Gather each line containing the string "name" from these entries.

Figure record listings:
###
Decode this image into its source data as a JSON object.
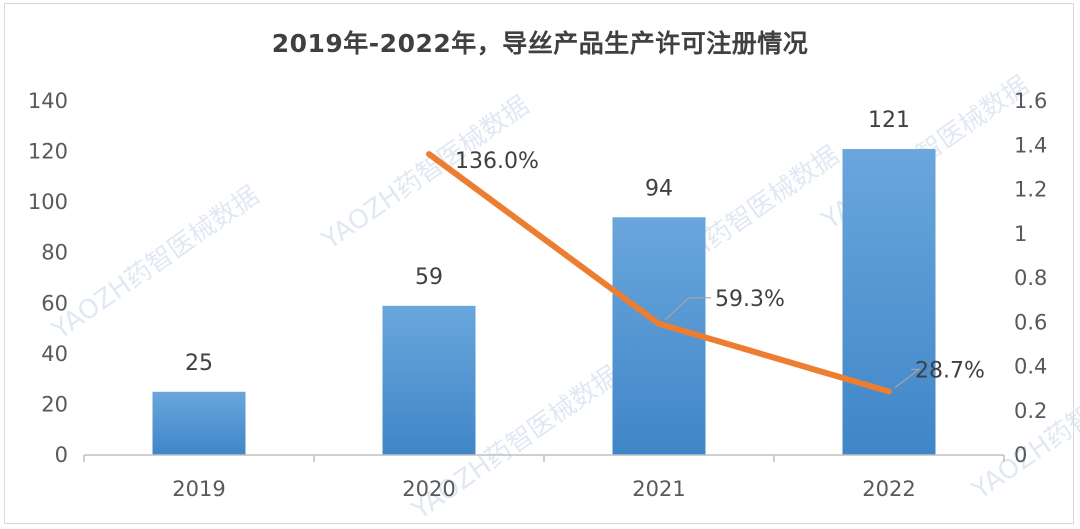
{
  "chart_data": {
    "type": "bar",
    "title": "2019年-2022年，导丝产品生产许可注册情况",
    "categories": [
      "2019",
      "2020",
      "2021",
      "2022"
    ],
    "series": [
      {
        "type": "bar",
        "values": [
          25,
          59,
          94,
          121
        ],
        "labels": [
          "25",
          "59",
          "94",
          "121"
        ],
        "color": "#5b9bd5",
        "axis": "left"
      },
      {
        "type": "line",
        "values": [
          null,
          1.36,
          0.593,
          0.287
        ],
        "labels": [
          "",
          "136.0%",
          "59.3%",
          "28.7%"
        ],
        "color": "#ed7d31",
        "axis": "right"
      }
    ],
    "y_left": {
      "ylim": [
        0,
        140
      ],
      "ticks": [
        "0",
        "20",
        "40",
        "60",
        "80",
        "100",
        "120",
        "140"
      ]
    },
    "y_right": {
      "ylim": [
        0,
        1.6
      ],
      "ticks": [
        "0",
        "0.2",
        "0.4",
        "0.6",
        "0.8",
        "1",
        "1.2",
        "1.4",
        "1.6"
      ]
    },
    "grid": false,
    "legend": "none"
  },
  "watermark": {
    "text": "YAOZH药智医械数据"
  }
}
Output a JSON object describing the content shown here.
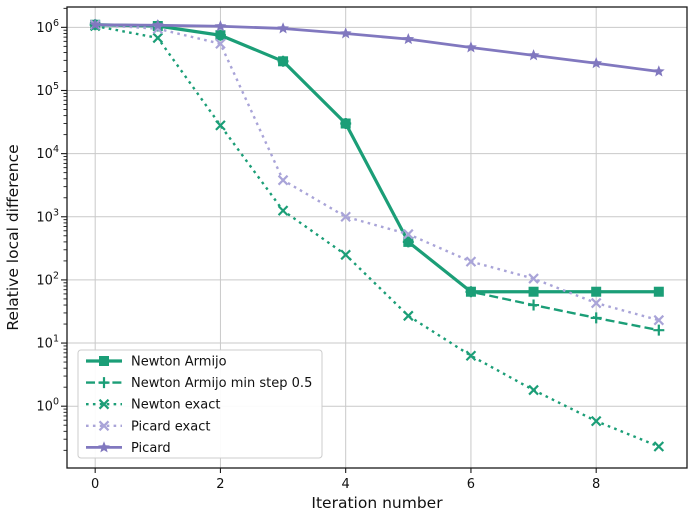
{
  "figure": {
    "background": "#ffffff",
    "grid_color": "#c9c9c9",
    "spine_color": "#1a1a1a"
  },
  "chart_data": {
    "type": "line",
    "title": "",
    "xlabel": "Iteration number",
    "ylabel": "Relative local difference",
    "yscale": "log",
    "grid": true,
    "legend_position": "lower left",
    "xlim": [
      -0.45,
      9.45
    ],
    "ylim": [
      0.105,
      2100000
    ],
    "x_ticks": [
      0,
      2,
      4,
      6,
      8
    ],
    "y_tick_exponents": [
      6,
      5,
      4,
      3,
      2,
      1,
      0
    ],
    "x": [
      0,
      1,
      2,
      3,
      4,
      5,
      6,
      7,
      8,
      9
    ],
    "series": [
      {
        "name": "Newton Armijo",
        "color": "#1b9e77",
        "linestyle": "solid",
        "linewidth": 3.2,
        "marker": "square",
        "values": [
          1100000,
          1050000,
          750000,
          290000,
          30000,
          400,
          65,
          65,
          65,
          65
        ]
      },
      {
        "name": "Newton Armijo min step 0.5",
        "color": "#1b9e77",
        "linestyle": "dashed",
        "linewidth": 2.4,
        "marker": "plus",
        "values": [
          1100000,
          1050000,
          750000,
          290000,
          30000,
          400,
          65,
          40,
          25,
          16
        ]
      },
      {
        "name": "Newton exact",
        "color": "#1b9e77",
        "linestyle": "dotted",
        "linewidth": 2.4,
        "marker": "x",
        "values": [
          1050000,
          680000,
          28000,
          1250,
          250,
          27,
          6.3,
          1.8,
          0.58,
          0.23
        ]
      },
      {
        "name": "Picard exact",
        "color": "#a9a4d8",
        "linestyle": "dotted",
        "linewidth": 2.4,
        "marker": "x",
        "values": [
          1100000,
          950000,
          550000,
          3800,
          1000,
          530,
          195,
          105,
          43,
          23
        ]
      },
      {
        "name": "Picard",
        "color": "#8178bf",
        "linestyle": "solid",
        "linewidth": 2.8,
        "marker": "star",
        "values": [
          1100000,
          1080000,
          1040000,
          960000,
          800000,
          650000,
          480000,
          360000,
          270000,
          200000
        ]
      }
    ]
  }
}
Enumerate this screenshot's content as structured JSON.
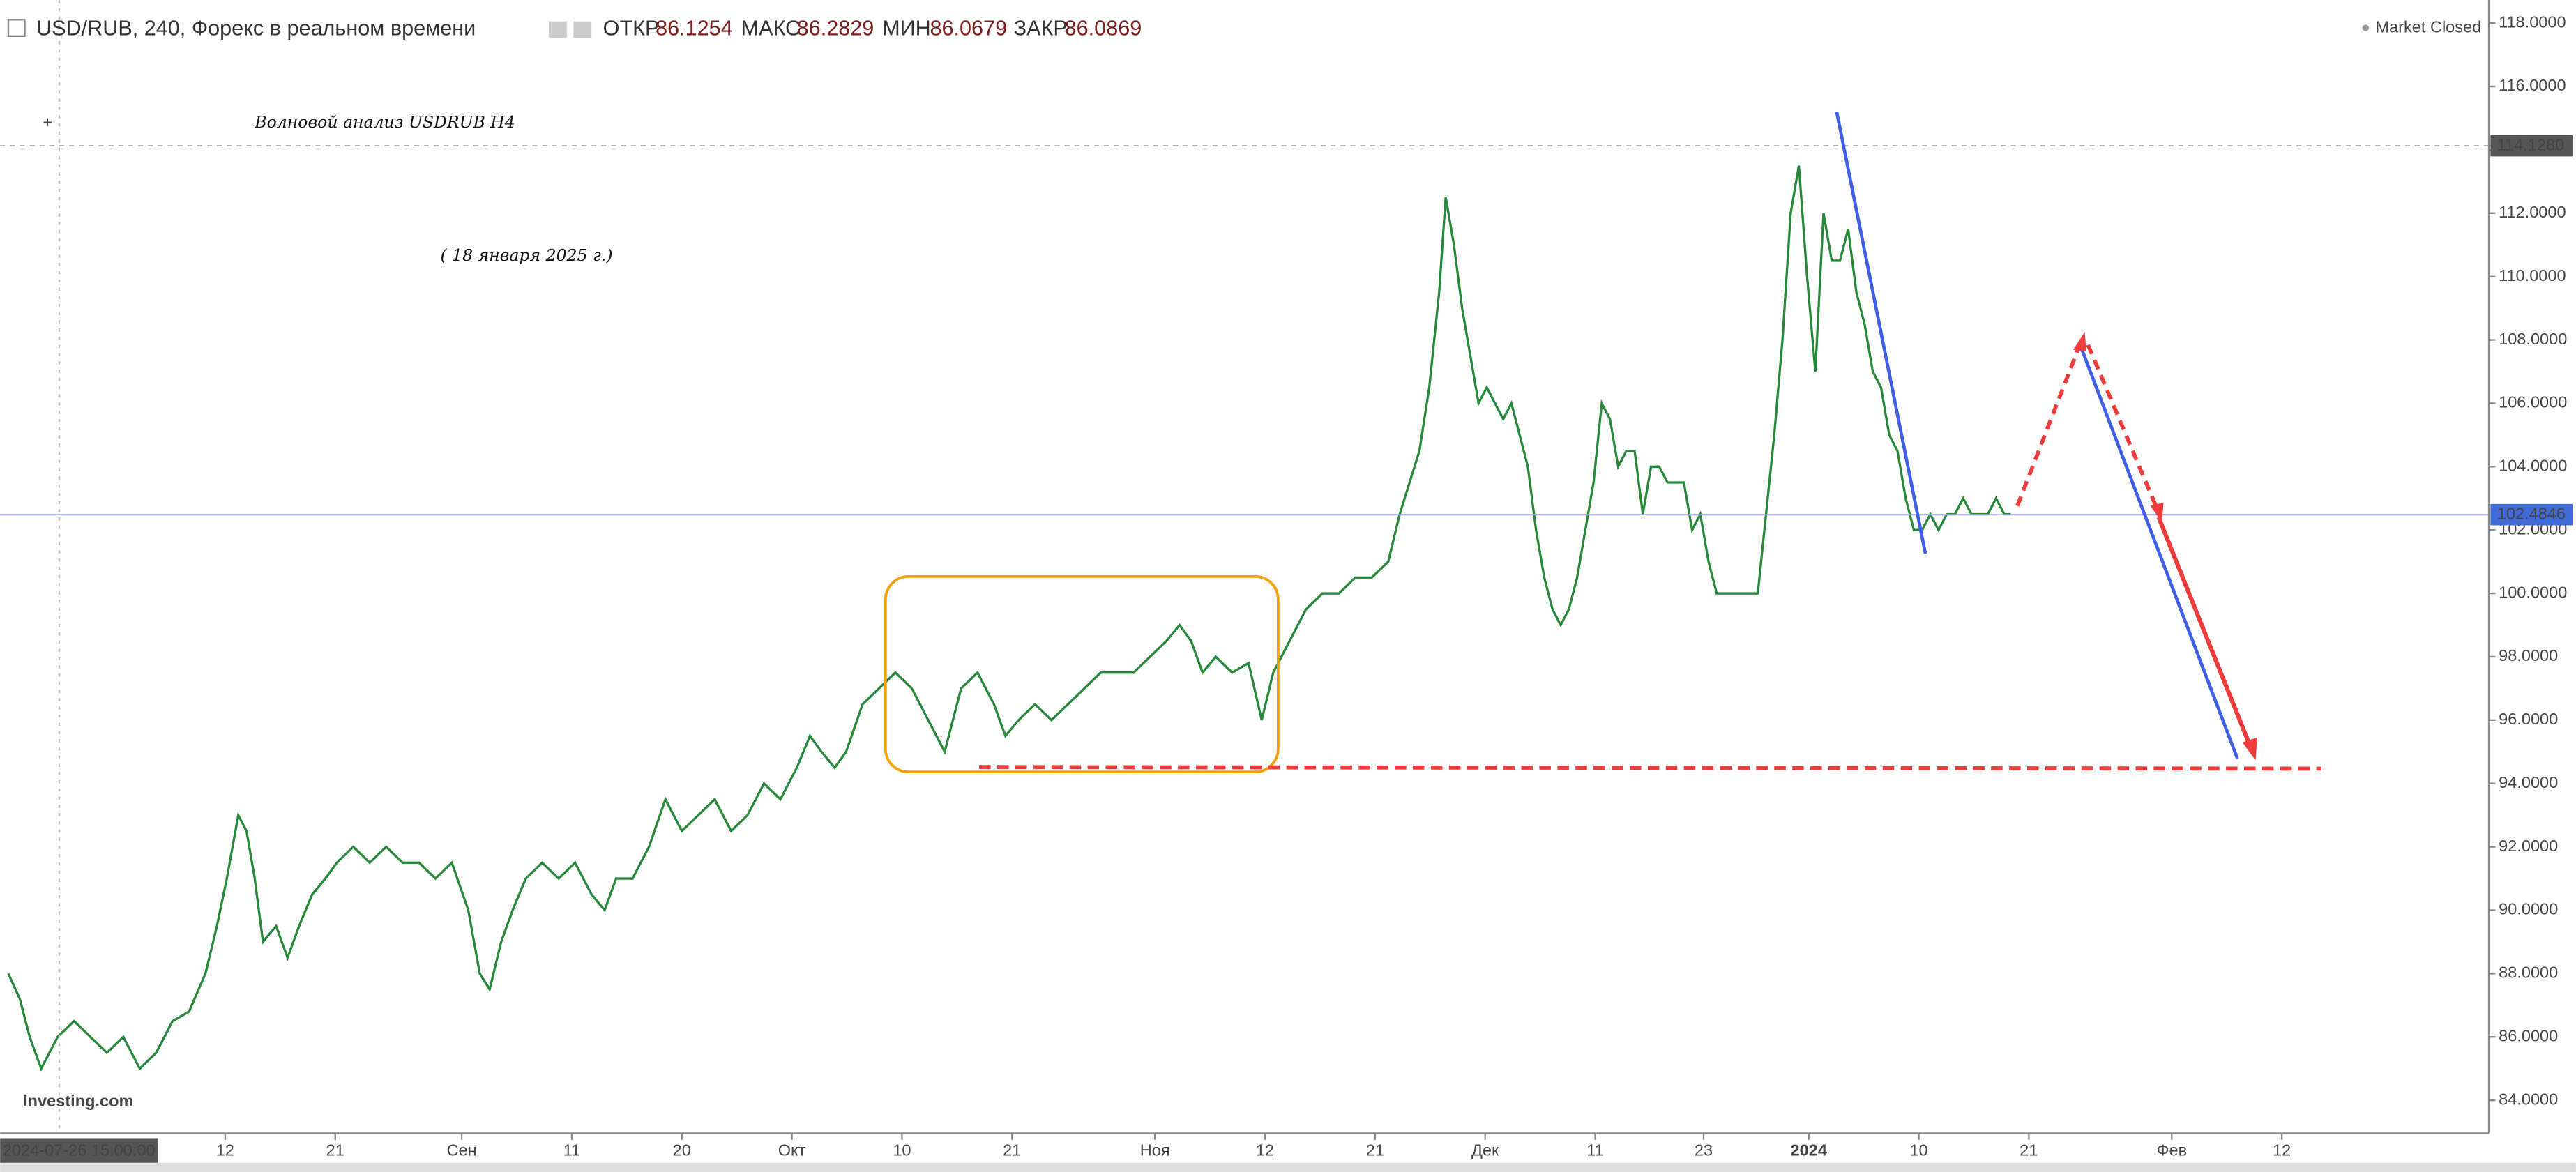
{
  "header": {
    "symbol": "USD/RUB, 240, Форекс в реальном времени",
    "open_label": "ОТКР",
    "open": "86.1254",
    "high_label": "МАКС",
    "high": "86.2829",
    "low_label": "МИН",
    "low": "86.0679",
    "close_label": "ЗАКР",
    "close": "86.0869",
    "status": "Market Closed"
  },
  "chart_data": {
    "type": "line",
    "color": "#26893a",
    "annotations": [
      "Волновой анализ USDRUB  H4",
      "( 18 января 2025 г.)"
    ],
    "watermark": "Investing.com",
    "start_label": "2024-07-26 15:00:00",
    "price_lines": [
      {
        "value": 114.128,
        "label": "114.1280"
      },
      {
        "value": 102.4846,
        "label": "102.4846"
      }
    ],
    "xlim": [
      3,
      1515
    ],
    "ylim": [
      82.96,
      118.47
    ],
    "xticks": [
      {
        "value": 137,
        "label": "12"
      },
      {
        "value": 204,
        "label": "21"
      },
      {
        "value": 281,
        "label": "Сен"
      },
      {
        "value": 348,
        "label": "11"
      },
      {
        "value": 415,
        "label": "20"
      },
      {
        "value": 482,
        "label": "Окт"
      },
      {
        "value": 549,
        "label": "10"
      },
      {
        "value": 616,
        "label": "21"
      },
      {
        "value": 703,
        "label": "Ноя"
      },
      {
        "value": 770,
        "label": "12"
      },
      {
        "value": 837,
        "label": "21"
      },
      {
        "value": 904,
        "label": "Дек"
      },
      {
        "value": 971,
        "label": "11"
      },
      {
        "value": 1037,
        "label": "23"
      },
      {
        "value": 1101,
        "label": "2024"
      },
      {
        "value": 1168,
        "label": "10"
      },
      {
        "value": 1235,
        "label": "21"
      },
      {
        "value": 1322,
        "label": "Фев"
      },
      {
        "value": 1389,
        "label": "12"
      }
    ],
    "yticks": [
      {
        "value": 84,
        "label": "84.0000"
      },
      {
        "value": 86,
        "label": "86.0000"
      },
      {
        "value": 88,
        "label": "88.0000"
      },
      {
        "value": 90,
        "label": "90.0000"
      },
      {
        "value": 92,
        "label": "92.0000"
      },
      {
        "value": 94,
        "label": "94.0000"
      },
      {
        "value": 96,
        "label": "96.0000"
      },
      {
        "value": 98,
        "label": "98.0000"
      },
      {
        "value": 100,
        "label": "100.0000"
      },
      {
        "value": 102,
        "label": "102.0000"
      },
      {
        "value": 104,
        "label": "104.0000"
      },
      {
        "value": 106,
        "label": "106.0000"
      },
      {
        "value": 108,
        "label": "108.0000"
      },
      {
        "value": 110,
        "label": "110.0000"
      },
      {
        "value": 112,
        "label": "112.0000"
      },
      {
        "value": 114,
        "label": "114.0000"
      },
      {
        "value": 116,
        "label": "116.0000"
      },
      {
        "value": 118,
        "label": "118.0000"
      }
    ],
    "x": [
      5,
      12,
      18,
      25,
      35,
      45,
      55,
      65,
      75,
      85,
      95,
      105,
      115,
      125,
      132,
      138,
      145,
      150,
      155,
      160,
      168,
      175,
      182,
      190,
      198,
      205,
      215,
      225,
      235,
      245,
      255,
      265,
      275,
      285,
      292,
      298,
      305,
      312,
      320,
      330,
      340,
      350,
      360,
      368,
      375,
      385,
      395,
      405,
      415,
      425,
      435,
      445,
      455,
      465,
      475,
      485,
      493,
      500,
      508,
      515,
      525,
      535,
      545,
      555,
      565,
      575,
      585,
      595,
      605,
      612,
      620,
      630,
      640,
      650,
      660,
      670,
      680,
      690,
      700,
      710,
      718,
      725,
      732,
      740,
      750,
      760,
      768,
      775,
      785,
      795,
      805,
      815,
      825,
      835,
      845,
      852,
      858,
      864,
      870,
      876,
      880,
      885,
      890,
      895,
      900,
      905,
      910,
      915,
      920,
      925,
      930,
      935,
      940,
      945,
      950,
      955,
      960,
      965,
      970,
      975,
      980,
      985,
      990,
      995,
      1000,
      1005,
      1010,
      1015,
      1020,
      1025,
      1030,
      1035,
      1040,
      1045,
      1050,
      1060,
      1070,
      1075,
      1080,
      1085,
      1090,
      1095,
      1100,
      1105,
      1110,
      1115,
      1120,
      1125,
      1130,
      1135,
      1140,
      1145,
      1150,
      1155,
      1160,
      1165,
      1170,
      1175,
      1180,
      1185,
      1190,
      1195,
      1200,
      1205,
      1210,
      1215,
      1220,
      1224
    ],
    "values": [
      88.0,
      87.2,
      86.0,
      85.0,
      86.0,
      86.5,
      86.0,
      85.5,
      86.0,
      85.0,
      85.5,
      86.5,
      86.8,
      88.0,
      89.5,
      91.0,
      93.0,
      92.5,
      91.0,
      89.0,
      89.5,
      88.5,
      89.5,
      90.5,
      91.0,
      91.5,
      92.0,
      91.5,
      92.0,
      91.5,
      91.5,
      91.0,
      91.5,
      90.0,
      88.0,
      87.5,
      89.0,
      90.0,
      91.0,
      91.5,
      91.0,
      91.5,
      90.5,
      90.0,
      91.0,
      91.0,
      92.0,
      93.5,
      92.5,
      93.0,
      93.5,
      92.5,
      93.0,
      94.0,
      93.5,
      94.5,
      95.5,
      95.0,
      94.5,
      95.0,
      96.5,
      97.0,
      97.5,
      97.0,
      96.0,
      95.0,
      97.0,
      97.5,
      96.5,
      95.5,
      96.0,
      96.5,
      96.0,
      96.5,
      97.0,
      97.5,
      97.5,
      97.5,
      98.0,
      98.5,
      99.0,
      98.5,
      97.5,
      98.0,
      97.5,
      97.8,
      96.0,
      97.5,
      98.5,
      99.5,
      100.0,
      100.0,
      100.5,
      100.5,
      101.0,
      102.5,
      103.5,
      104.5,
      106.5,
      109.5,
      112.5,
      111.0,
      109.0,
      107.5,
      106.0,
      106.5,
      106.0,
      105.5,
      106.0,
      105.0,
      104.0,
      102.0,
      100.5,
      99.5,
      99.0,
      99.5,
      100.5,
      102.0,
      103.5,
      106.0,
      105.5,
      104.0,
      104.5,
      104.5,
      102.5,
      104.0,
      104.0,
      103.5,
      103.5,
      103.5,
      102.0,
      102.5,
      101.0,
      100.0,
      100.0,
      100.0,
      100.0,
      102.5,
      105.0,
      108.0,
      112.0,
      113.5,
      110.0,
      107.0,
      112.0,
      110.5,
      110.5,
      111.5,
      109.5,
      108.5,
      107.0,
      106.5,
      105.0,
      104.5,
      103.0,
      102.0,
      102.0,
      102.5,
      102.0,
      102.5,
      102.5,
      103.0,
      102.5,
      102.5,
      102.5,
      103.0,
      102.5,
      102.5
    ]
  }
}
###
■ EXERCISE SOLUTION
        "name": "Newton Armijo",
        "name": "Newton Armijo min step 0.5",
        "name": "Newton exact",
        "name": "Picard exact",
        "name": "Picard",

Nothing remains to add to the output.